**THE PROBLEM**
Would you return all of this data exactly, leaving nothing out?

**DATA EXCERPTS**
-.-.-

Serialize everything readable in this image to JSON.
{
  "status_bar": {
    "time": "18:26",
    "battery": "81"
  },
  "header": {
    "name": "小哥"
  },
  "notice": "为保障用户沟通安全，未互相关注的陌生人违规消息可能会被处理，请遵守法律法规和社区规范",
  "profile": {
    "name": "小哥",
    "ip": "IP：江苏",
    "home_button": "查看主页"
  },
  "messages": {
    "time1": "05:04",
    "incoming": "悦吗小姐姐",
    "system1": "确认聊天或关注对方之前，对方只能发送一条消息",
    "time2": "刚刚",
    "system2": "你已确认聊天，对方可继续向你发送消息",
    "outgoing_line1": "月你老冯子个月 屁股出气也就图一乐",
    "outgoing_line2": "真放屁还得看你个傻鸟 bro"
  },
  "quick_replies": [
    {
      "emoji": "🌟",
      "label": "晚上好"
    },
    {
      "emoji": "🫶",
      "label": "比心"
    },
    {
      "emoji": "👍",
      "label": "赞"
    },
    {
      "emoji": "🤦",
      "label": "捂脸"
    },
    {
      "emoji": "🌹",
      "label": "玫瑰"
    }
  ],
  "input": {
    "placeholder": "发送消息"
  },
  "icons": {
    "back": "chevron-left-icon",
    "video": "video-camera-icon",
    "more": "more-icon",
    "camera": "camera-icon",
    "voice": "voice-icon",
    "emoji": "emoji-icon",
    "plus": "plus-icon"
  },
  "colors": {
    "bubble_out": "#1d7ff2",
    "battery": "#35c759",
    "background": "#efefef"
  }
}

-.-.-

**EXERCISE OUTPUT**
Serialize everything readable in this image to JSON.
{
  "status_bar": {
    "time": "18:26",
    "battery": "81"
  },
  "header": {
    "name": "小哥"
  },
  "notice": "为保障用户沟通安全，未互相关注的陌生人违规消息可能会被处理，请遵守法律法规和社区规范",
  "profile": {
    "name": "小哥",
    "ip": "IP：江苏",
    "home_button": "查看主页"
  },
  "messages": {
    "time1": "05:04",
    "incoming": "悦吗小姐姐",
    "system1": "确认聊天或关注对方之前，对方只能发送一条消息",
    "time2": "刚刚",
    "system2": "你已确认聊天，对方可继续向你发送消息",
    "outgoing_line1": "月你老冯子个月 屁股出气也就图一乐",
    "outgoing_line2": "真放屁还得看你个傻鸟 bro"
  },
  "quick_replies": [
    {
      "emoji": "🌟",
      "label": "晚上好"
    },
    {
      "emoji": "🫶",
      "label": "比心"
    },
    {
      "emoji": "👍",
      "label": "赞"
    },
    {
      "emoji": "🤦",
      "label": "捂脸"
    },
    {
      "emoji": "🌹",
      "label": "玫瑰"
    }
  ],
  "input": {
    "placeholder": "发送消息"
  },
  "icons": {
    "back": "chevron-left-icon",
    "video": "video-camera-icon",
    "more": "more-icon",
    "camera": "camera-icon",
    "voice": "voice-icon",
    "emoji": "emoji-icon",
    "plus": "plus-icon"
  },
  "colors": {
    "bubble_out": "#1d7ff2",
    "battery": "#35c759",
    "background": "#efefef"
  }
}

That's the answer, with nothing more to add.